----- TEXTE À LIRE -----

Il seroit à desirer, dans le style didactique sur-tout, dont le principal mérite consiste dans la netteté & la précision, qu’on pût se passer de ces expressions figurées, toûjours un peu énigmatiques. Mais il est très-difficile de n’employer que des termes propres ; & il faut avoüer d’ailleurs que les termes figurés deviennent propres en quelque sorte, quand ils sont consacrés par l’usage & définis avec soin. On pouvoit cependant éviter l’emploi abusif du mot dont il est ici question, ainsi que des mots régir & régime, destinés au même usage. Il étoit plus simple de donner le nom de complément à ce que l’on appelle régime, parce qu’il sert en effet à rendre complet le sens qu’on se propose d’exprimer ; & alors on auroit dit tout simplement : le complément de telles prépositions doit être à tel cas ; le complément objectif du verbe actif doit être à l’accusatif, &c. M. Dumarsais a fait usage de ce mot en bien des occurrences, sans en faire en son lieu un article exprès : nous développerons nos vûes sur cet objet au mot Régime, en y exposant les principes de Grammaire qui peuvent y avoir rapport. On y verra que l’on peut quelquefois à peu de frais répandre la lumiere sur les élémens des Sciences & des Arts. (E. R. M.)

Gouverner, v. act. voyez Gouvernement.

Gouverner, (Marine.) c’est tenir le timon ou la barre du gouvernail pour conduire le vaisseau & porter le cap sur le rumb de vent qu’on veut suivre. On dit gouverner au nord, au sud, pour dire faire route au nord, ou au sud. (Z)

GOUVERNEUR D’UNE PLACE DE GUERRE, s. m. (Art milit.) est le premier commandant ou le premier officier de la place. Dans les villes importantes, outre le gouverneur il y a un officier général qui a le commandement des troupes. Ce second, ou plûtôt principal commandant, a été imaginé pour modérer le trop de pouvoir que les gouverneurs avoient autrefois, & les empêcher de pouvoir rien faire dans leurs places de contraire aux intentions du roi. M. de Puysegur, pere du célebre maréchal, auteur de l’Art de la guerre par regles & par principes, avoit donné la premiere idée au roi Louis XIII. de l’établissement de ces commandans. Elle n’a été pleinement exécutée que sous Louis XIV. Le chevalier de Ville a fait un traité de la charge des gouverneurs des places, dans lequel ces officiers peuvent puiser d’excellentes instructions pour s’acquitter dignement des fonctions de leur emploi. (Q)

----- DONNÉES RÉPERTORIÉES -----

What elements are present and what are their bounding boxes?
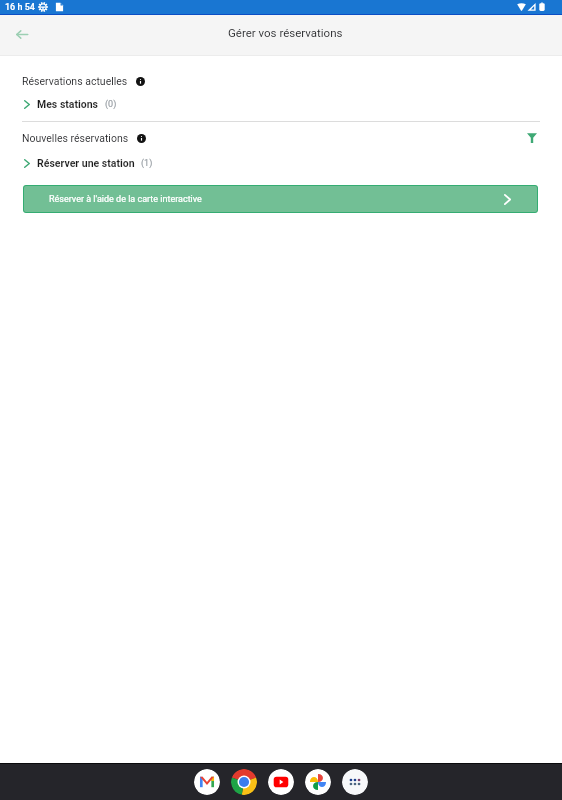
button[interactable]: Info xyxy=(135,132,147,144)
staticText: Mes stations xyxy=(37,98,99,110)
staticText: (1) xyxy=(141,158,153,169)
staticText: Réservations actuelles xyxy=(22,75,128,87)
staticText: Nouvelles réservations xyxy=(22,132,129,144)
button[interactable]: Gmail xyxy=(194,769,220,795)
staticText: Réserver une station xyxy=(37,157,135,169)
button[interactable]: Mes stations xyxy=(0,98,562,110)
button[interactable]: Réserver à l'aide de la carte interactiv… xyxy=(23,185,538,213)
staticText: 16 h 54 xyxy=(5,2,35,13)
staticText: Réserver à l'aide de la carte interactiv… xyxy=(49,194,202,205)
button[interactable]: YouTube xyxy=(268,769,294,795)
button[interactable]: Chrome xyxy=(231,769,257,795)
button[interactable]: Info xyxy=(134,75,146,87)
button[interactable]: Back xyxy=(6,18,38,50)
button[interactable]: All apps xyxy=(342,769,368,795)
staticText: (0) xyxy=(105,99,117,110)
button[interactable]: Réserver une station xyxy=(0,157,562,169)
button[interactable]: Photos xyxy=(305,769,331,795)
button[interactable]: Filter xyxy=(522,130,542,145)
staticText: Gérer vos réservations xyxy=(228,26,343,39)
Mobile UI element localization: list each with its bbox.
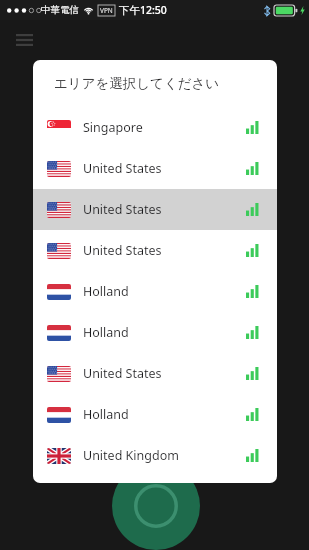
- staticText: United States: [83, 160, 162, 177]
- staticText: 下午12:50: [119, 3, 167, 17]
- button[interactable]: Holland: [33, 271, 277, 312]
- staticText: United States: [83, 365, 162, 382]
- staticText: United States: [83, 242, 162, 259]
- button[interactable]: United Kingdom: [33, 435, 277, 476]
- button[interactable]: United States: [33, 230, 277, 271]
- staticText: 中華電信: [41, 4, 79, 16]
- button[interactable]: United States: [33, 148, 277, 189]
- staticText: Holland: [83, 283, 129, 300]
- button[interactable]: Connect: [112, 462, 200, 550]
- staticText: エリアを選択してください: [54, 75, 220, 92]
- button[interactable]: Holland: [33, 394, 277, 435]
- button[interactable]: United States: [33, 189, 277, 230]
- button[interactable]: Holland: [33, 312, 277, 353]
- button[interactable]: Menu: [8, 24, 40, 56]
- button[interactable]: United States: [33, 353, 277, 394]
- button[interactable]: Singapore: [33, 107, 277, 148]
- staticText: United Kingdom: [83, 447, 179, 464]
- staticText: Holland: [83, 406, 129, 423]
- staticText: United States: [83, 201, 162, 218]
- staticText: Holland: [83, 324, 129, 341]
- staticText: VPN: [100, 6, 113, 15]
- staticText: Singapore: [83, 119, 143, 136]
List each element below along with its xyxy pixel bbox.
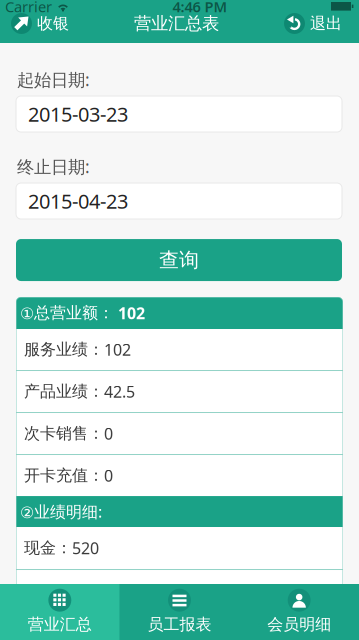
staticText: Carrier	[5, 0, 52, 16]
staticText: 营业汇总	[28, 615, 92, 634]
staticText: 520	[72, 537, 99, 559]
staticText: 会员明细	[267, 615, 331, 634]
staticText: 员工报表	[148, 615, 212, 634]
staticText: 42.5	[104, 381, 135, 402]
staticText: 2015-03-23	[28, 101, 128, 127]
button[interactable]: 查询	[0, 239, 359, 281]
button[interactable]: 收银	[0, 13, 79, 34]
button[interactable]: 退出	[274, 13, 359, 34]
staticText: 102	[118, 302, 145, 324]
button[interactable]: 2015-04-23	[0, 183, 359, 219]
staticText: 终止日期:	[17, 155, 90, 178]
button[interactable]: 员工报表	[120, 584, 239, 640]
staticText: ①总营业额：	[20, 303, 114, 323]
staticText: 4:46 PM	[172, 0, 228, 16]
staticText: 0	[104, 465, 113, 486]
staticText: 起始日期:	[17, 68, 90, 91]
staticText: 次卡销售：	[24, 424, 104, 443]
button[interactable]: 2015-03-23	[0, 96, 359, 132]
staticText: 查询	[159, 248, 199, 272]
staticText: 0	[104, 423, 113, 444]
staticText: 产品业绩：	[24, 382, 104, 401]
staticText: ②业绩明细:	[20, 501, 102, 522]
staticText: 服务业绩：	[24, 340, 104, 359]
staticText: 2015-04-23	[28, 188, 128, 214]
staticText: 102	[104, 339, 131, 360]
staticText: 现金：	[24, 538, 72, 558]
staticText: 营业汇总表	[134, 13, 219, 34]
staticText: 开卡充值：	[24, 466, 104, 485]
staticText: 收银	[37, 14, 69, 33]
button[interactable]: 会员明细	[239, 584, 359, 640]
staticText: 退出	[310, 14, 342, 33]
button[interactable]: 营业汇总	[0, 584, 120, 640]
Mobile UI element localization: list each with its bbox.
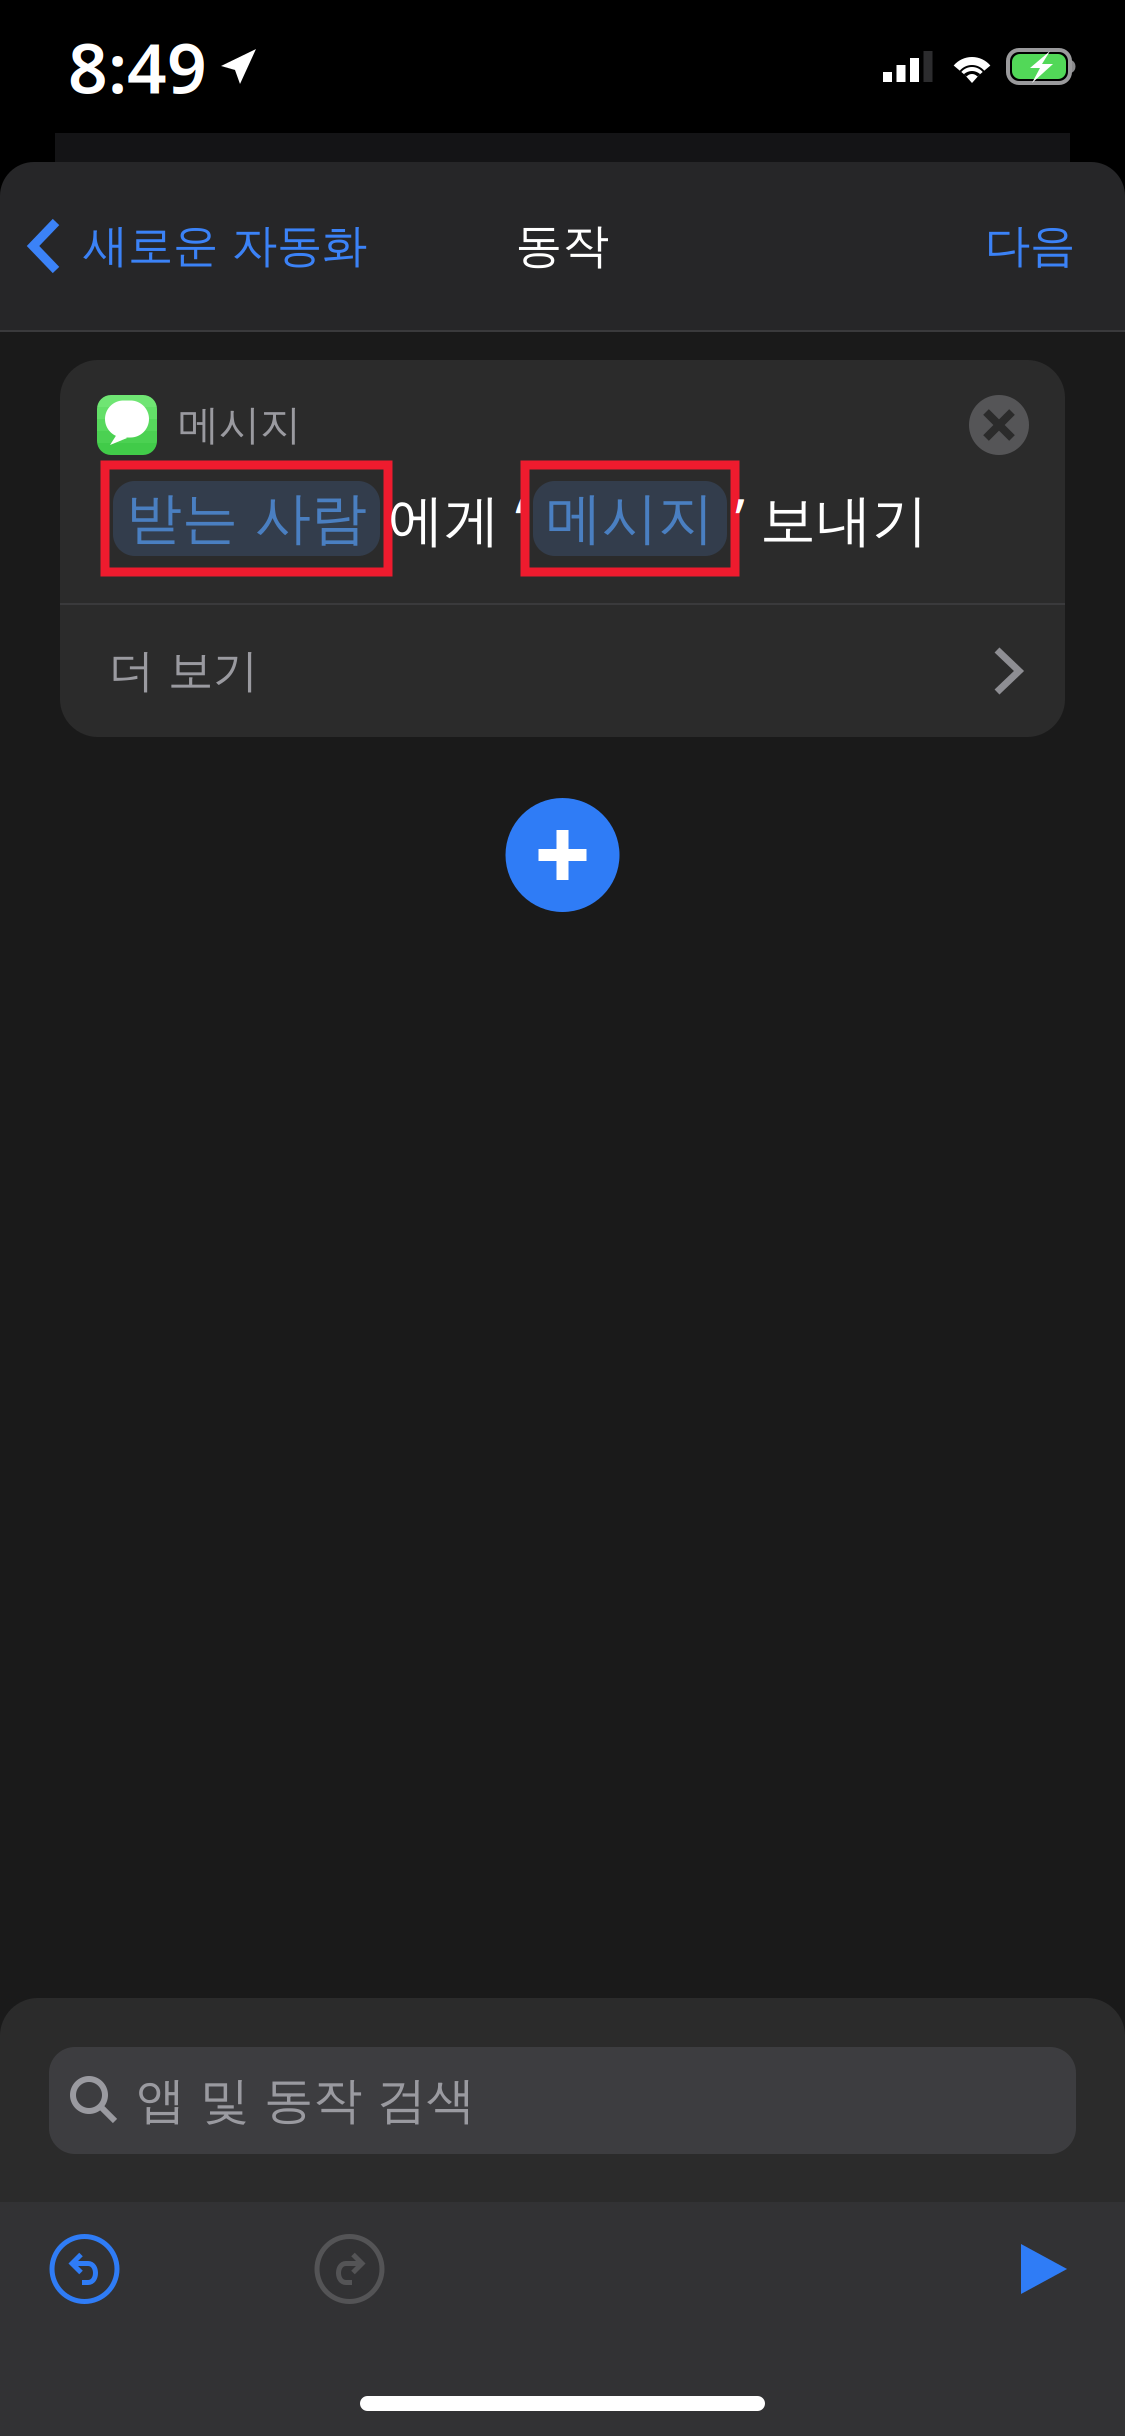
staticText: 앱 및 동작 검색 [136, 2070, 475, 2131]
button[interactable]: 동작 추가 [506, 798, 620, 912]
staticText: 8:49 [68, 20, 207, 113]
staticText: 메시지 [178, 400, 301, 450]
button[interactable]: 실행 취소 [0, 2236, 169, 2302]
button[interactable]: 새로운 자동화 [0, 198, 367, 294]
staticText: 받는 사람 [126, 484, 367, 553]
staticText: ’ 보내기 [735, 481, 928, 556]
button[interactable]: 더 보기 [60, 605, 1065, 737]
staticText: 새로운 자동화 [83, 218, 367, 274]
button[interactable]: 앱 및 동작 검색 [49, 2047, 1076, 2154]
button[interactable]: 다음 [985, 198, 1125, 294]
staticText: 다음 [985, 218, 1075, 274]
staticText: 동작 [516, 217, 610, 275]
button[interactable]: 실행 [979, 2242, 1125, 2296]
staticText: 메시지 [546, 484, 714, 553]
button[interactable]: 다시 실행 [169, 2236, 430, 2302]
staticText: 더 보기 [109, 643, 258, 699]
staticText: 에게 ‘ [388, 481, 525, 556]
button[interactable]: 동작 삭제 [969, 395, 1029, 455]
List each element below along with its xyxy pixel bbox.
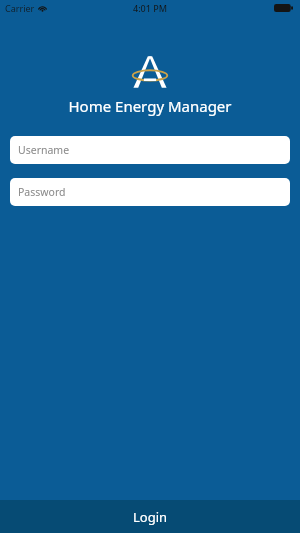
staticText: Home Energy Manager — [0, 96, 300, 116]
staticText: Username — [18, 143, 70, 157]
button[interactable]: Login — [0, 500, 300, 533]
button[interactable]: Password — [10, 178, 290, 206]
staticText: Login — [133, 508, 168, 526]
staticText: Carrier — [5, 2, 35, 14]
staticText: Password — [18, 185, 66, 199]
button[interactable]: Username — [10, 136, 290, 164]
staticText: 4:01 PM — [133, 2, 167, 14]
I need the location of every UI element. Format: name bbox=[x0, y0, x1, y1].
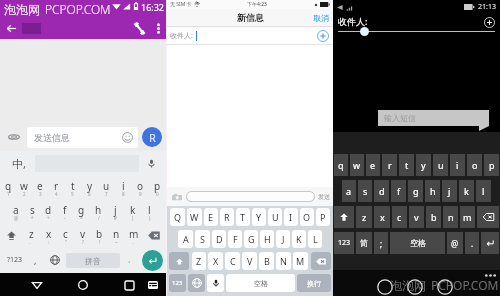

-----

◆ **EXERCICES À FAIRE**:
1. D'après le texte à lire, que veut dire l'expression « gouverner au nord » dans la marine ?
2. Reprenez le texte à lire sur les mots « gouverner » et « gouverneur » et poursuivez-le à partir de sa dernière phrase.

◆ **RÉPONSES AUX EXERCICES**:
1. Elle veut dire faire route au nord.

2.
Gouverneur d’un jeune homme, (Morale.) L’objet du gouverneur n’est pas d’instruire son éleve dans les Lettres ou dans les Sciences. C’est de former son cœur par rapport aux vertus morales, & principalement à celles qui conviennent à son état ; & son esprit, par rapport à la conduite de la vie, à la connoissance du monde & des qualités nécessaires pour y réussir.

Le gouverneur est quelquefois chargé de son éleve dès l’âge de sept ans ; ce qui n’a guere lieu que chez les princes. Ordinairement, & chez les gens de qualité, le jeune homme lui est remis, lorsqu’ayant fini l’étude du latin, il est sur le point de commencer ses exercices, & de faire les premiers pas dans le monde. On ne le considérera que dans cette derniere époque.

Les qualités qu’il doit avoir, les précautions qu’il faut apporter dans le choix qu’on en fait, la conduite des parens avec lui, la sienne avec son éleve : voilà les quatre points qui feront la matiere de cet article.

À l’âge où le jeune homme est remis entre les mains d’un gouverneur, l’éducation n’est plus une affaire d’autorité, c’est une affaire d’insinuation & de raison. Ce n’est pas que l’autorité en soit bannie, mais on ne l’y doit montrer que sobrement, & quand tous les autres moyens sont épuisés. Alors les penchans sont décidés, les volontés sont fortes, l’esprit est plus clairvoyant, l’amour-propre plus en garde, les passions commencent à paroître. Il faut donc de la part du gouverneur plus de ressources dans l’esprit, plus d’expérience, plus d’art, plus de prudence.

Si l’éducation précédente a été mauvaise, il ne faut pas se flatter de la réparer en entier : on développera les talens, on palliera les défauts, on sauvera le fond par la superficie. Il seroit à souhaiter qu’on pût faire mieux ; mais cela seul doit être regardé comme un objet très-important. Quand les penchans sont vicieux, c’est en détruire en partie les effets, & ce n’est pas rendre un petit service à l’homme en particulier & à l’humanité en général, que de les compenser par des talens, de leur donner un frein quel qu’il soit, & de les empêcher de se montrer à découvert.

Beaucoup de parens ne sont pas plus attentifs à cette partie de l’éducation qu’à toutes les autres. Ils donnent un gouverneur à leurs enfans, moins en vûe de leur être utiles, que par bienséance ou par faste. Ils préferent celui qui coûte le moins à celui qui mérite le plus ; ils bornent ses fonctions à garder le jeune homme à vûe, à l’accompagner quand il sort, à les en débarrasser quand il est dans la maison. Il est sans autorité, puisqu’il est sans considération : est-il étonnant que tant de gouverneurs soient des gens moins que médiocres, & que la plûpart des éducations réussissent si mal ? On seroit trop heureux si l’on pouvoit ramener les parens que ce reproche peut regarder, à une façon de penser plus raisonnable & plus conforme à leurs vrais intérêts.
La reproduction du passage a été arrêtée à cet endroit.